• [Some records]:

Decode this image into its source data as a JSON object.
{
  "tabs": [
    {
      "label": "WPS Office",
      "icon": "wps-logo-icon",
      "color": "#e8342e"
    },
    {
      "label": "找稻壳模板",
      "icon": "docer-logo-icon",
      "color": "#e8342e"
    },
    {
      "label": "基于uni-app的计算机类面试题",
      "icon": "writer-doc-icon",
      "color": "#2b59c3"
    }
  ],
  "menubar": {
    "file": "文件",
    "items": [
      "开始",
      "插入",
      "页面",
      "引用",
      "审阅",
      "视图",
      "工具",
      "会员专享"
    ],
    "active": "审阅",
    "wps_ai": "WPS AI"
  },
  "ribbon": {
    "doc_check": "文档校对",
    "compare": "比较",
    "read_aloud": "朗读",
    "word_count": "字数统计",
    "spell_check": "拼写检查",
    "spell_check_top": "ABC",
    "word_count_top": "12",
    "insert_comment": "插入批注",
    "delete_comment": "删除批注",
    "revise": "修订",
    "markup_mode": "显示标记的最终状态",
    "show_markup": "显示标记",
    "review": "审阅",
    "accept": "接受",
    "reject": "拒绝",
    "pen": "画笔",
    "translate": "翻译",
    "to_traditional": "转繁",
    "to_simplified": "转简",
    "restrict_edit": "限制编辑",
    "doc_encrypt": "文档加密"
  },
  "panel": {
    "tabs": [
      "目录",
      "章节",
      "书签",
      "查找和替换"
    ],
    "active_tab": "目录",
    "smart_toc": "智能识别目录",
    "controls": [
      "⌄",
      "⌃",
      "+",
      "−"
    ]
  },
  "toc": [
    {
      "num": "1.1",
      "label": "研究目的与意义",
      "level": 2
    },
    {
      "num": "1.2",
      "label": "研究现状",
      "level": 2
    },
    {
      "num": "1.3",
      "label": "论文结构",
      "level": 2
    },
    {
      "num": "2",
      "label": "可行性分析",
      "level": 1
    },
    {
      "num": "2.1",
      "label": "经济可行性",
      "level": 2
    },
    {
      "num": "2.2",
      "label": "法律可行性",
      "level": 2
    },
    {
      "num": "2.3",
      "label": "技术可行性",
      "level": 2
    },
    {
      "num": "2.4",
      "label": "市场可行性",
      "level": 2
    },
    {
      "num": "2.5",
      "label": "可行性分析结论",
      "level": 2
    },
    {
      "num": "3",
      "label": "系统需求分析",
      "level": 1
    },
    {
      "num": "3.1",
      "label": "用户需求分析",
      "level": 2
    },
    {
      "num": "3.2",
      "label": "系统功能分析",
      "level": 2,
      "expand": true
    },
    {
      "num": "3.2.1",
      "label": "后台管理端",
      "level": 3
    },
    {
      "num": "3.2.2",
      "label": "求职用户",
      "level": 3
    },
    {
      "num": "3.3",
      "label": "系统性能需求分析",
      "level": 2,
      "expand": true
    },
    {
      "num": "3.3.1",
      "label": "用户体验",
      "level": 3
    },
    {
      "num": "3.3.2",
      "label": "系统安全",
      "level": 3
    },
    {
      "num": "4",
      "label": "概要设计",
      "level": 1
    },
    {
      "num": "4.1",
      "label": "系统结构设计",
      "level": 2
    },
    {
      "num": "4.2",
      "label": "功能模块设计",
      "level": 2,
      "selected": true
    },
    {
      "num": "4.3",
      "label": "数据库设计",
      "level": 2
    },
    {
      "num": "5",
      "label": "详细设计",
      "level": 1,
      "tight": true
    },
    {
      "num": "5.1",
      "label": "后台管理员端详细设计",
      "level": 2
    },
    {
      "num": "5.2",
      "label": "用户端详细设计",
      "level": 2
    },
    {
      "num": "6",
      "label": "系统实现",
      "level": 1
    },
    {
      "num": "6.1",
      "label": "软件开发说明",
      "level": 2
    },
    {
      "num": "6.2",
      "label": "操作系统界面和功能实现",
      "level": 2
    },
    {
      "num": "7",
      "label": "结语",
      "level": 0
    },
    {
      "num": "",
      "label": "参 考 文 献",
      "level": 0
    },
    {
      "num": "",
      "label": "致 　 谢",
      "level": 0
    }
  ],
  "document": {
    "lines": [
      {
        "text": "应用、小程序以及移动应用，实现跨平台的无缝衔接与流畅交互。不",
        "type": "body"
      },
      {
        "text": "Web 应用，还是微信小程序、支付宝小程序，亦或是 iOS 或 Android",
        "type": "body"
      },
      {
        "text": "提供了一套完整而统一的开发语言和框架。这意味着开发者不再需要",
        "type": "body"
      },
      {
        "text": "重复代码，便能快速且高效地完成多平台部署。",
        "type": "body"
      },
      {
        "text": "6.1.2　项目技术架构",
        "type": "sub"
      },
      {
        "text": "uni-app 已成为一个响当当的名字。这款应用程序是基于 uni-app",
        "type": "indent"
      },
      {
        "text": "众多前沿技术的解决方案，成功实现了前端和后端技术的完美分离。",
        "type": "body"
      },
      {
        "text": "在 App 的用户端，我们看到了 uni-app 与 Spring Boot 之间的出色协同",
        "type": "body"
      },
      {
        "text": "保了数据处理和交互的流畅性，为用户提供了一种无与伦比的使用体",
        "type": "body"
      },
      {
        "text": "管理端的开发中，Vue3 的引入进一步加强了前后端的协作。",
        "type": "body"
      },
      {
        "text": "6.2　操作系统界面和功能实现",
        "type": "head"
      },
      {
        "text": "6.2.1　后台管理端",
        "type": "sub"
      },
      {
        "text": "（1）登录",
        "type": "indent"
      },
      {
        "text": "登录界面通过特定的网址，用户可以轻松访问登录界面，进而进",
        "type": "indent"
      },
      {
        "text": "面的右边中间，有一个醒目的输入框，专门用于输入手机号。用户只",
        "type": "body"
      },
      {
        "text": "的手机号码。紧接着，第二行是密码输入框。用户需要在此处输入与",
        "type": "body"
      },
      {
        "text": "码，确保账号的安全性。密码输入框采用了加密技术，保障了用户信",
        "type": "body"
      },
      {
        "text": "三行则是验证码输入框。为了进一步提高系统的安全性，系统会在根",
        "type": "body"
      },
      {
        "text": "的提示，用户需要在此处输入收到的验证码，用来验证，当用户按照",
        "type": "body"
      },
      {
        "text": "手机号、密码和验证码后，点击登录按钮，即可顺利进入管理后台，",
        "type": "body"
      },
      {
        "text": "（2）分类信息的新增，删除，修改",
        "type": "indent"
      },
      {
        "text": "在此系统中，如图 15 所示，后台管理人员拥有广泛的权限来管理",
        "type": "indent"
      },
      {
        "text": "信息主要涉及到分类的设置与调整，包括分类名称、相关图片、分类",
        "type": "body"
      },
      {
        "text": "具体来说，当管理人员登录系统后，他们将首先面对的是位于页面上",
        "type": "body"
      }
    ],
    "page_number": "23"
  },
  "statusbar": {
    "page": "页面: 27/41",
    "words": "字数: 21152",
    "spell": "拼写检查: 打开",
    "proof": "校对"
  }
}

• [What you will do]:
Reproduce the listing above word for word.

• [Exercise solution]:
Decode this image into its source data as a JSON object.
{
  "tabs": [
    {
      "label": "WPS Office",
      "icon": "wps-logo-icon",
      "color": "#e8342e"
    },
    {
      "label": "找稻壳模板",
      "icon": "docer-logo-icon",
      "color": "#e8342e"
    },
    {
      "label": "基于uni-app的计算机类面试题",
      "icon": "writer-doc-icon",
      "color": "#2b59c3"
    }
  ],
  "menubar": {
    "file": "文件",
    "items": [
      "开始",
      "插入",
      "页面",
      "引用",
      "审阅",
      "视图",
      "工具",
      "会员专享"
    ],
    "active": "审阅",
    "wps_ai": "WPS AI"
  },
  "ribbon": {
    "doc_check": "文档校对",
    "compare": "比较",
    "read_aloud": "朗读",
    "word_count": "字数统计",
    "spell_check": "拼写检查",
    "spell_check_top": "ABC",
    "word_count_top": "12",
    "insert_comment": "插入批注",
    "delete_comment": "删除批注",
    "revise": "修订",
    "markup_mode": "显示标记的最终状态",
    "show_markup": "显示标记",
    "review": "审阅",
    "accept": "接受",
    "reject": "拒绝",
    "pen": "画笔",
    "translate": "翻译",
    "to_traditional": "转繁",
    "to_simplified": "转简",
    "restrict_edit": "限制编辑",
    "doc_encrypt": "文档加密"
  },
  "panel": {
    "tabs": [
      "目录",
      "章节",
      "书签",
      "查找和替换"
    ],
    "active_tab": "目录",
    "smart_toc": "智能识别目录",
    "controls": [
      "⌄",
      "⌃",
      "+",
      "−"
    ]
  },
  "toc": [
    {
      "num": "1.1",
      "label": "研究目的与意义",
      "level": 2
    },
    {
      "num": "1.2",
      "label": "研究现状",
      "level": 2
    },
    {
      "num": "1.3",
      "label": "论文结构",
      "level": 2
    },
    {
      "num": "2",
      "label": "可行性分析",
      "level": 1
    },
    {
      "num": "2.1",
      "label": "经济可行性",
      "level": 2
    },
    {
      "num": "2.2",
      "label": "法律可行性",
      "level": 2
    },
    {
      "num": "2.3",
      "label": "技术可行性",
      "level": 2
    },
    {
      "num": "2.4",
      "label": "市场可行性",
      "level": 2
    },
    {
      "num": "2.5",
      "label": "可行性分析结论",
      "level": 2
    },
    {
      "num": "3",
      "label": "系统需求分析",
      "level": 1
    },
    {
      "num": "3.1",
      "label": "用户需求分析",
      "level": 2
    },
    {
      "num": "3.2",
      "label": "系统功能分析",
      "level": 2,
      "expand": true
    },
    {
      "num": "3.2.1",
      "label": "后台管理端",
      "level": 3
    },
    {
      "num": "3.2.2",
      "label": "求职用户",
      "level": 3
    },
    {
      "num": "3.3",
      "label": "系统性能需求分析",
      "level": 2,
      "expand": true
    },
    {
      "num": "3.3.1",
      "label": "用户体验",
      "level": 3
    },
    {
      "num": "3.3.2",
      "label": "系统安全",
      "level": 3
    },
    {
      "num": "4",
      "label": "概要设计",
      "level": 1
    },
    {
      "num": "4.1",
      "label": "系统结构设计",
      "level": 2
    },
    {
      "num": "4.2",
      "label": "功能模块设计",
      "level": 2,
      "selected": true
    },
    {
      "num": "4.3",
      "label": "数据库设计",
      "level": 2
    },
    {
      "num": "5",
      "label": "详细设计",
      "level": 1,
      "tight": true
    },
    {
      "num": "5.1",
      "label": "后台管理员端详细设计",
      "level": 2
    },
    {
      "num": "5.2",
      "label": "用户端详细设计",
      "level": 2
    },
    {
      "num": "6",
      "label": "系统实现",
      "level": 1
    },
    {
      "num": "6.1",
      "label": "软件开发说明",
      "level": 2
    },
    {
      "num": "6.2",
      "label": "操作系统界面和功能实现",
      "level": 2
    },
    {
      "num": "7",
      "label": "结语",
      "level": 0
    },
    {
      "num": "",
      "label": "参 考 文 献",
      "level": 0
    },
    {
      "num": "",
      "label": "致 　 谢",
      "level": 0
    }
  ],
  "document": {
    "lines": [
      {
        "text": "应用、小程序以及移动应用，实现跨平台的无缝衔接与流畅交互。不",
        "type": "body"
      },
      {
        "text": "Web 应用，还是微信小程序、支付宝小程序，亦或是 iOS 或 Android",
        "type": "body"
      },
      {
        "text": "提供了一套完整而统一的开发语言和框架。这意味着开发者不再需要",
        "type": "body"
      },
      {
        "text": "重复代码，便能快速且高效地完成多平台部署。",
        "type": "body"
      },
      {
        "text": "6.1.2　项目技术架构",
        "type": "sub"
      },
      {
        "text": "uni-app 已成为一个响当当的名字。这款应用程序是基于 uni-app",
        "type": "indent"
      },
      {
        "text": "众多前沿技术的解决方案，成功实现了前端和后端技术的完美分离。",
        "type": "body"
      },
      {
        "text": "在 App 的用户端，我们看到了 uni-app 与 Spring Boot 之间的出色协同",
        "type": "body"
      },
      {
        "text": "保了数据处理和交互的流畅性，为用户提供了一种无与伦比的使用体",
        "type": "body"
      },
      {
        "text": "管理端的开发中，Vue3 的引入进一步加强了前后端的协作。",
        "type": "body"
      },
      {
        "text": "6.2　操作系统界面和功能实现",
        "type": "head"
      },
      {
        "text": "6.2.1　后台管理端",
        "type": "sub"
      },
      {
        "text": "（1）登录",
        "type": "indent"
      },
      {
        "text": "登录界面通过特定的网址，用户可以轻松访问登录界面，进而进",
        "type": "indent"
      },
      {
        "text": "面的右边中间，有一个醒目的输入框，专门用于输入手机号。用户只",
        "type": "body"
      },
      {
        "text": "的手机号码。紧接着，第二行是密码输入框。用户需要在此处输入与",
        "type": "body"
      },
      {
        "text": "码，确保账号的安全性。密码输入框采用了加密技术，保障了用户信",
        "type": "body"
      },
      {
        "text": "三行则是验证码输入框。为了进一步提高系统的安全性，系统会在根",
        "type": "body"
      },
      {
        "text": "的提示，用户需要在此处输入收到的验证码，用来验证，当用户按照",
        "type": "body"
      },
      {
        "text": "手机号、密码和验证码后，点击登录按钮，即可顺利进入管理后台，",
        "type": "body"
      },
      {
        "text": "（2）分类信息的新增，删除，修改",
        "type": "indent"
      },
      {
        "text": "在此系统中，如图 15 所示，后台管理人员拥有广泛的权限来管理",
        "type": "indent"
      },
      {
        "text": "信息主要涉及到分类的设置与调整，包括分类名称、相关图片、分类",
        "type": "body"
      },
      {
        "text": "具体来说，当管理人员登录系统后，他们将首先面对的是位于页面上",
        "type": "body"
      }
    ],
    "page_number": "23"
  },
  "statusbar": {
    "page": "页面: 27/41",
    "words": "字数: 21152",
    "spell": "拼写检查: 打开",
    "proof": "校对"
  }
}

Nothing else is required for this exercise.